[WORK TO BE COMPLETED]
Write out the records below word for word, please.

[RAW DATA]
######
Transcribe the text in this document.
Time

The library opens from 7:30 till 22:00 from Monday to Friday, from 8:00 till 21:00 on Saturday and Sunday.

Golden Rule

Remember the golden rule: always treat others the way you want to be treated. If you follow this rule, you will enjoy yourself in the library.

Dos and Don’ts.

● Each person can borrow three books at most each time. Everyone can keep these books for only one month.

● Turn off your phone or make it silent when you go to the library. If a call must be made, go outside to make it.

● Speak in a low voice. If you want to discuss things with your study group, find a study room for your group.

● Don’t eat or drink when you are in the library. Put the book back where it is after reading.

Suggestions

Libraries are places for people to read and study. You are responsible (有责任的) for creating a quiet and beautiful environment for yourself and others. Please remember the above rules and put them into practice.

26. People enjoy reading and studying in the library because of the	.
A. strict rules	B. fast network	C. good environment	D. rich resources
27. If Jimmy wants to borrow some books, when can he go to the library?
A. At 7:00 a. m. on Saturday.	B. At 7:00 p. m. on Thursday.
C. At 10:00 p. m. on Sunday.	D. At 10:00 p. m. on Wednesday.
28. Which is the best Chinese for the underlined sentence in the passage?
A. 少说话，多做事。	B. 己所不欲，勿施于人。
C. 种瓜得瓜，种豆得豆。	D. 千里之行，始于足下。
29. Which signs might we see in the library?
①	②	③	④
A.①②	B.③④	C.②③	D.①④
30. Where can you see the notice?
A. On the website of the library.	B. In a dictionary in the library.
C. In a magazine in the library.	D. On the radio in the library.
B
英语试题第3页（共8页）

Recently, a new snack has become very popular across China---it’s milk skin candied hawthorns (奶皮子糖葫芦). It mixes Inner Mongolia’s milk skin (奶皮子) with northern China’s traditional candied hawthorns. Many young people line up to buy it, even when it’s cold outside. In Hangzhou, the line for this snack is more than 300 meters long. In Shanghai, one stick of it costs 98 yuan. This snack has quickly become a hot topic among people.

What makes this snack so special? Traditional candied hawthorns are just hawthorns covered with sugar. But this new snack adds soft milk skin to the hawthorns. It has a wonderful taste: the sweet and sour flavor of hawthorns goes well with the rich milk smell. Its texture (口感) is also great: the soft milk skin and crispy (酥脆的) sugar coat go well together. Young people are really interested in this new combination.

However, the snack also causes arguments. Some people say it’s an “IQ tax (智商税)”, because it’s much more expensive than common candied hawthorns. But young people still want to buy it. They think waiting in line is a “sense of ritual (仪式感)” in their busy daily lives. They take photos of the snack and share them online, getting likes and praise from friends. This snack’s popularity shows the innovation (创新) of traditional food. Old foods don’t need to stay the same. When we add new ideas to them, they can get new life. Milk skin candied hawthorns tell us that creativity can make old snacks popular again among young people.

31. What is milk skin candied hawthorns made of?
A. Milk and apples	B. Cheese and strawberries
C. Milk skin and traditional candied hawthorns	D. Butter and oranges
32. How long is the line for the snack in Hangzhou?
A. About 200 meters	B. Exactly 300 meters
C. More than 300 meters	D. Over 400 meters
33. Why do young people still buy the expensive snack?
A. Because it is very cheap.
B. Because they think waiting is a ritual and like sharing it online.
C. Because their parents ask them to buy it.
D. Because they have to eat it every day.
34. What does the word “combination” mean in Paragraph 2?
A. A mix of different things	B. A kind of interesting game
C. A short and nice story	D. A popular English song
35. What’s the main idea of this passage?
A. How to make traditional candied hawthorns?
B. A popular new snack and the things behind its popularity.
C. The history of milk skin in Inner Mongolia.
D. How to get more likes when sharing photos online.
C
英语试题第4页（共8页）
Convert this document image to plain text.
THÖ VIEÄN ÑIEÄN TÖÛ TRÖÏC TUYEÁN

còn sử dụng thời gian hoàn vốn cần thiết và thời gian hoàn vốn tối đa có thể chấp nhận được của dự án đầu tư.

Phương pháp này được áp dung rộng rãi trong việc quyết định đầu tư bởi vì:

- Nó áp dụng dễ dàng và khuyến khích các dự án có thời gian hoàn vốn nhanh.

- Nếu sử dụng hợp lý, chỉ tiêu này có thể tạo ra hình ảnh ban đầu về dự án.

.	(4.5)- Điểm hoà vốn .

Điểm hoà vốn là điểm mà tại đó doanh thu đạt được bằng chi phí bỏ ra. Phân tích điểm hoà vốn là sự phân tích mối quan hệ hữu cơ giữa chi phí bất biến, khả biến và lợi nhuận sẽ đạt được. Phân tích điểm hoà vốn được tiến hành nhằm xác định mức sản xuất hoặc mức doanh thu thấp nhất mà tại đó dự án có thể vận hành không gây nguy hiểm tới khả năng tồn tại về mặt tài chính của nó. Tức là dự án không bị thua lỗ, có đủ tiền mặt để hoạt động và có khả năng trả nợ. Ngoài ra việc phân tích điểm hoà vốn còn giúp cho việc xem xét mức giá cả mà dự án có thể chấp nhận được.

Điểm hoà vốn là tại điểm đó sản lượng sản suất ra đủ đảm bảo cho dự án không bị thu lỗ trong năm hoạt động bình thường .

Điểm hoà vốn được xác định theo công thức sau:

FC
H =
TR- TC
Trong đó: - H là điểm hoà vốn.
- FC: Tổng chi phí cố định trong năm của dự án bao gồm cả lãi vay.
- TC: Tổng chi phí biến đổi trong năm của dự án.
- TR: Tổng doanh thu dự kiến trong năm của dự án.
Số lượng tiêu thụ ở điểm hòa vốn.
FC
######
[CORRECT RESPONSE]
Transcribe the text in this document.
Time

The library opens from 7:30 till 22:00 from Monday to Friday, from 8:00 till 21:00 on Saturday and Sunday.

Golden Rule

Remember the golden rule: always treat others the way you want to be treated. If you follow this rule, you will enjoy yourself in the library.

Dos and Don’ts.

● Each person can borrow three books at most each time. Everyone can keep these books for only one month.

● Turn off your phone or make it silent when you go to the library. If a call must be made, go outside to make it.

● Speak in a low voice. If you want to discuss things with your study group, find a study room for your group.

● Don’t eat or drink when you are in the library. Put the book back where it is after reading.

Suggestions

Libraries are places for people to read and study. You are responsible (有责任的) for creating a quiet and beautiful environment for yourself and others. Please remember the above rules and put them into practice.

26. People enjoy reading and studying in the library because of the	.
A. strict rules	B. fast network	C. good environment	D. rich resources
27. If Jimmy wants to borrow some books, when can he go to the library?
A. At 7:00 a. m. on Saturday.	B. At 7:00 p. m. on Thursday.
C. At 10:00 p. m. on Sunday.	D. At 10:00 p. m. on Wednesday.
28. Which is the best Chinese for the underlined sentence in the passage?
A. 少说话，多做事。	B. 己所不欲，勿施于人。
C. 种瓜得瓜，种豆得豆。	D. 千里之行，始于足下。
29. Which signs might we see in the library?
①	②	③	④
A.①②	B.③④	C.②③	D.①④
30. Where can you see the notice?
A. On the website of the library.	B. In a dictionary in the library.
C. In a magazine in the library.	D. On the radio in the library.
B
英语试题第3页（共8页）

Recently, a new snack has become very popular across China---it’s milk skin candied hawthorns (奶皮子糖葫芦). It mixes Inner Mongolia’s milk skin (奶皮子) with northern China’s traditional candied hawthorns. Many young people line up to buy it, even when it’s cold outside. In Hangzhou, the line for this snack is more than 300 meters long. In Shanghai, one stick of it costs 98 yuan. This snack has quickly become a hot topic among people.

What makes this snack so special? Traditional candied hawthorns are just hawthorns covered with sugar. But this new snack adds soft milk skin to the hawthorns. It has a wonderful taste: the sweet and sour flavor of hawthorns goes well with the rich milk smell. Its texture (口感) is also great: the soft milk skin and crispy (酥脆的) sugar coat go well together. Young people are really interested in this new combination.

However, the snack also causes arguments. Some people say it’s an “IQ tax (智商税)”, because it’s much more expensive than common candied hawthorns. But young people still want to buy it. They think waiting in line is a “sense of ritual (仪式感)” in their busy daily lives. They take photos of the snack and share them online, getting likes and praise from friends. This snack’s popularity shows the innovation (创新) of traditional food. Old foods don’t need to stay the same. When we add new ideas to them, they can get new life. Milk skin candied hawthorns tell us that creativity can make old snacks popular again among young people.

31. What is milk skin candied hawthorns made of?
A. Milk and apples	B. Cheese and strawberries
C. Milk skin and traditional candied hawthorns	D. Butter and oranges
32. How long is the line for the snack in Hangzhou?
A. About 200 meters	B. Exactly 300 meters
C. More than 300 meters	D. Over 400 meters
33. Why do young people still buy the expensive snack?
A. Because it is very cheap.
B. Because they think waiting is a ritual and like sharing it online.
C. Because their parents ask them to buy it.
D. Because they have to eat it every day.
34. What does the word “combination” mean in Paragraph 2?
A. A mix of different things	B. A kind of interesting game
C. A short and nice story	D. A popular English song
35. What’s the main idea of this passage?
A. How to make traditional candied hawthorns?
B. A popular new snack and the things behind its popularity.
C. The history of milk skin in Inner Mongolia.
D. How to get more likes when sharing photos online.
C
英语试题第4页（共8页）
Convert this document image to plain text.
THÖ VIEÄN ÑIEÄN TÖÛ TRÖÏC TUYEÁN

còn sử dụng thời gian hoàn vốn cần thiết và thời gian hoàn vốn tối đa có thể chấp nhận được của dự án đầu tư.

Phương pháp này được áp dung rộng rãi trong việc quyết định đầu tư bởi vì:

- Nó áp dụng dễ dàng và khuyến khích các dự án có thời gian hoàn vốn nhanh.

- Nếu sử dụng hợp lý, chỉ tiêu này có thể tạo ra hình ảnh ban đầu về dự án.

.	(4.5)- Điểm hoà vốn .

Điểm hoà vốn là điểm mà tại đó doanh thu đạt được bằng chi phí bỏ ra. Phân tích điểm hoà vốn là sự phân tích mối quan hệ hữu cơ giữa chi phí bất biến, khả biến và lợi nhuận sẽ đạt được. Phân tích điểm hoà vốn được tiến hành nhằm xác định mức sản xuất hoặc mức doanh thu thấp nhất mà tại đó dự án có thể vận hành không gây nguy hiểm tới khả năng tồn tại về mặt tài chính của nó. Tức là dự án không bị thua lỗ, có đủ tiền mặt để hoạt động và có khả năng trả nợ. Ngoài ra việc phân tích điểm hoà vốn còn giúp cho việc xem xét mức giá cả mà dự án có thể chấp nhận được.

Điểm hoà vốn là tại điểm đó sản lượng sản suất ra đủ đảm bảo cho dự án không bị thu lỗ trong năm hoạt động bình thường .

Điểm hoà vốn được xác định theo công thức sau:

FC
H =
TR- TC
Trong đó: - H là điểm hoà vốn.
- FC: Tổng chi phí cố định trong năm của dự án bao gồm cả lãi vay.
- TC: Tổng chi phí biến đổi trong năm của dự án.
- TR: Tổng doanh thu dự kiến trong năm của dự án.
Số lượng tiêu thụ ở điểm hòa vốn.
FC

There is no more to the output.